(Source data)
══════════

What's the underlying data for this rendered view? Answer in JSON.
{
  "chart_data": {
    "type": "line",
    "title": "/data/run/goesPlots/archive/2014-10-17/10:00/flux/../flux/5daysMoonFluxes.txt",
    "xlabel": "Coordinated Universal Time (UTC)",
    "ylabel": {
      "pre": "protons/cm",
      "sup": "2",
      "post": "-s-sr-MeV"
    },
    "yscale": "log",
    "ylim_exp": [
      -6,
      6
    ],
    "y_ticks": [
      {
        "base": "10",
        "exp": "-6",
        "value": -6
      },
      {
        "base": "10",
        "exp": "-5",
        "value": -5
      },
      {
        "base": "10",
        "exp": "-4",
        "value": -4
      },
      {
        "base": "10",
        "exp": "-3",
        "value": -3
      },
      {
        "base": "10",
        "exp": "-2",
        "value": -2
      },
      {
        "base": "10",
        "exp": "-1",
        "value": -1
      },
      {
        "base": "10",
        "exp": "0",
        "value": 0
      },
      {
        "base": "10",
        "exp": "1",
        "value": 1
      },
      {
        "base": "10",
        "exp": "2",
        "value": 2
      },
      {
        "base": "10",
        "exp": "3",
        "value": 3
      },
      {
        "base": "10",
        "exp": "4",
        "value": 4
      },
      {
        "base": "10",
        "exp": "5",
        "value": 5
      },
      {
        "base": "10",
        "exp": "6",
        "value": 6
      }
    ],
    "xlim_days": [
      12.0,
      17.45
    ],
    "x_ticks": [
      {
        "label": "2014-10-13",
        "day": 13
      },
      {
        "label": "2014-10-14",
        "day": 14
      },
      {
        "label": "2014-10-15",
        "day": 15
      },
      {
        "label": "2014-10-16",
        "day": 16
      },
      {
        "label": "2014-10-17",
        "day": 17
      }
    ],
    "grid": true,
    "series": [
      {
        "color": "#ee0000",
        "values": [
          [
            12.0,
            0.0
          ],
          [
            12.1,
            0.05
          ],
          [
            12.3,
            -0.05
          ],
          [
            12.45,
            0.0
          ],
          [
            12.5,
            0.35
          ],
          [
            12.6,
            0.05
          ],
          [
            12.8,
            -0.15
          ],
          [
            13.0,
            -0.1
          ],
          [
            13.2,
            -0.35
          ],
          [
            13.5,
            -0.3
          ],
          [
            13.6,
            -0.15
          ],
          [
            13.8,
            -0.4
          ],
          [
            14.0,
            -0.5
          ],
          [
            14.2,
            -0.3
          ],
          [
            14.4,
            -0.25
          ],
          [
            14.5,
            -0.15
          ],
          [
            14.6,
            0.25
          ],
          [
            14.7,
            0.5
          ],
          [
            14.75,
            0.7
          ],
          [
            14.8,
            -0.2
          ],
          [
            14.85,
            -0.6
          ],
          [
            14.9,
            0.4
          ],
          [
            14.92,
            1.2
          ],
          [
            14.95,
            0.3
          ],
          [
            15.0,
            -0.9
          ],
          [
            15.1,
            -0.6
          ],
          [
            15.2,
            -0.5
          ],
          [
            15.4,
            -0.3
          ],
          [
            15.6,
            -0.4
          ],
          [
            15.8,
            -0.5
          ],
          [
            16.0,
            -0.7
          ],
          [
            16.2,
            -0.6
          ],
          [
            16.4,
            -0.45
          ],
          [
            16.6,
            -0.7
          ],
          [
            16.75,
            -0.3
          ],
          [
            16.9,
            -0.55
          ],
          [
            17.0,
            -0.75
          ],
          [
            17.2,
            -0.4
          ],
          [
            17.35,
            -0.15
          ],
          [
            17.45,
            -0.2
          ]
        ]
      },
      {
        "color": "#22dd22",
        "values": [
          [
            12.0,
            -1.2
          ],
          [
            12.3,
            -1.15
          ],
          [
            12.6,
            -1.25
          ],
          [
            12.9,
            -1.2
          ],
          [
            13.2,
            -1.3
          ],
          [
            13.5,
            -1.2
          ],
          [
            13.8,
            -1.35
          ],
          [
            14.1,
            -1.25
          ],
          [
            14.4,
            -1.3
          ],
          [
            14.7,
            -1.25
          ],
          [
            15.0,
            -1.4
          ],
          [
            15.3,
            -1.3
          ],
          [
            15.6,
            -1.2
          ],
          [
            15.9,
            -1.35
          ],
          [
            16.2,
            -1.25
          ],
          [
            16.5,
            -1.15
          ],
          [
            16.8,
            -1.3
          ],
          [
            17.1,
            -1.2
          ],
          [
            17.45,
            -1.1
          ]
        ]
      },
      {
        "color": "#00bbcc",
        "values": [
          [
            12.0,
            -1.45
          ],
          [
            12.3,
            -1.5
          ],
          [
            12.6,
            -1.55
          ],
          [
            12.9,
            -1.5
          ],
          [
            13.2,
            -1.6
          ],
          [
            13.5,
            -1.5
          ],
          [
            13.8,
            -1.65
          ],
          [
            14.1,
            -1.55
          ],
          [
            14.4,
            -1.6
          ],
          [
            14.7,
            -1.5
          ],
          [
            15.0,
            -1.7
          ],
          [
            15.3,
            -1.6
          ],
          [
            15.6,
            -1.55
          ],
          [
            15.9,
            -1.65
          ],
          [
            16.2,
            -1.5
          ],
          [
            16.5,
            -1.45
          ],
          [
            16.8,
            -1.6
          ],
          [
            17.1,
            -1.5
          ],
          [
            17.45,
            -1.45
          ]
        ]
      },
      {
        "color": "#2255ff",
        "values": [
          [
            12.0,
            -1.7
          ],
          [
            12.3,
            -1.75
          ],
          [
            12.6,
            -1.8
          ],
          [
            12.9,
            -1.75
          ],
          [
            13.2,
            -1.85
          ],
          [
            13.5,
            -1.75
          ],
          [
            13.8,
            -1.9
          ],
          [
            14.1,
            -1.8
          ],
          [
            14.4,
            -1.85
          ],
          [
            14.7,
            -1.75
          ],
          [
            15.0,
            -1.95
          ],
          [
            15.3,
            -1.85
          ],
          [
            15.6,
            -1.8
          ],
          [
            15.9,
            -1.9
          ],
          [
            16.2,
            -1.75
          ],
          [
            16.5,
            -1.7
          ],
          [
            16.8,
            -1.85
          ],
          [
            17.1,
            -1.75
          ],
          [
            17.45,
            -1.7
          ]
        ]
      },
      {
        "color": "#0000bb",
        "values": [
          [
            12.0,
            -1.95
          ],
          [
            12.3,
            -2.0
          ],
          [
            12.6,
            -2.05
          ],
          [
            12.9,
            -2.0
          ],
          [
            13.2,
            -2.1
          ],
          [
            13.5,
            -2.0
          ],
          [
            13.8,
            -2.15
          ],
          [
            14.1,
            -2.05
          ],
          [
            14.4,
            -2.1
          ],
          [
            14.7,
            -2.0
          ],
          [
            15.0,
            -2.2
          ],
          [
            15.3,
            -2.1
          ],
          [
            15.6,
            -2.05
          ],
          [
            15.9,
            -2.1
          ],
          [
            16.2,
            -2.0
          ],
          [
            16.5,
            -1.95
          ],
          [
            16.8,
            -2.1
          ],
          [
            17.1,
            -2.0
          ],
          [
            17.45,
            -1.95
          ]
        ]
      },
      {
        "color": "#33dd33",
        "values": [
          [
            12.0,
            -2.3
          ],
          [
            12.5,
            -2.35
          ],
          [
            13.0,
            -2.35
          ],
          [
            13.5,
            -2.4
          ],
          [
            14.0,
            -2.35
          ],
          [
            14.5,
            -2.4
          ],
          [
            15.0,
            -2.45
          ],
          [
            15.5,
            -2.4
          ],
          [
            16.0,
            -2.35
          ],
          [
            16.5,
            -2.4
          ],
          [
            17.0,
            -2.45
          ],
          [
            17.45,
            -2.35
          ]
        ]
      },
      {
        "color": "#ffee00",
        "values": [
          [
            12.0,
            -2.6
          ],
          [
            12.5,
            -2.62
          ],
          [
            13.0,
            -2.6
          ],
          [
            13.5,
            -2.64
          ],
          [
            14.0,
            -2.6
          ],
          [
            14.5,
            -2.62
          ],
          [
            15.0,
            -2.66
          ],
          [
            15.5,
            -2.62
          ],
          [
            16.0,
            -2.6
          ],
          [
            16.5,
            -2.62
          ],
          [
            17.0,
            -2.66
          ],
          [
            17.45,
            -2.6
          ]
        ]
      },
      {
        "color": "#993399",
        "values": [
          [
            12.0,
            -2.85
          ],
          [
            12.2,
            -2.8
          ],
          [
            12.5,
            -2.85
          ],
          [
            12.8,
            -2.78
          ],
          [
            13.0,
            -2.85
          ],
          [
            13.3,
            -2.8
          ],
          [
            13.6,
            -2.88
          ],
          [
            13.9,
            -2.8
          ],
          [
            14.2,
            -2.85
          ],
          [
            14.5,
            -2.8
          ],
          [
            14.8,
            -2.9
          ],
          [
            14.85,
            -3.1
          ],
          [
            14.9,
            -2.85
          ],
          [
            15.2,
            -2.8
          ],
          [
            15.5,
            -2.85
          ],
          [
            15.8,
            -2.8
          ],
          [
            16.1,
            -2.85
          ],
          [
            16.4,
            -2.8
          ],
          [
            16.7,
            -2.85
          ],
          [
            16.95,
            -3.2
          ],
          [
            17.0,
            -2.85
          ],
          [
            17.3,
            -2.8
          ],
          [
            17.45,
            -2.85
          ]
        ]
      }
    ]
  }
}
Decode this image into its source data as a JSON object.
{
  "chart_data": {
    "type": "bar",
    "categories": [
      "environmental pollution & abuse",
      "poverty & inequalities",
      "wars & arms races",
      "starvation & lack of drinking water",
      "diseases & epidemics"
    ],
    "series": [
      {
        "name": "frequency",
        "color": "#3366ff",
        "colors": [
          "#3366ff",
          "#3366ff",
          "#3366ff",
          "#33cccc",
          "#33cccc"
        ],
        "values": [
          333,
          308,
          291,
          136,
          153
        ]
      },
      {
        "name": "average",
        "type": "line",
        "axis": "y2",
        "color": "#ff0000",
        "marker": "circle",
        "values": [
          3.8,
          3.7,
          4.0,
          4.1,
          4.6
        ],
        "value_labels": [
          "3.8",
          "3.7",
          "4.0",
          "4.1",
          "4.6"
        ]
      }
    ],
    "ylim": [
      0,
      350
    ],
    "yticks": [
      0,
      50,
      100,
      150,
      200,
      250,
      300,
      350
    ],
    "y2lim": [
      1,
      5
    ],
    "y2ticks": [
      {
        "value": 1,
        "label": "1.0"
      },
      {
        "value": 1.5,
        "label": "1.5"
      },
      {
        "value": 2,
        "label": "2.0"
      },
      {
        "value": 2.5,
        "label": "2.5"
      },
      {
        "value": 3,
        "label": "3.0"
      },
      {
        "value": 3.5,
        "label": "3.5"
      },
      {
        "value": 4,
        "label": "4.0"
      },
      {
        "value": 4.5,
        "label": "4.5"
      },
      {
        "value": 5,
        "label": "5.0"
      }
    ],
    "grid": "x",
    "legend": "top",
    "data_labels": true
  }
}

══════════

**Exercise requirements**
Scan the records for the string "this". Copy each line in which it appears.

**Output of the exercise**
What's the underlying data for this rendered view? Answer in JSON.
Decode this image into its source data as a JSON object.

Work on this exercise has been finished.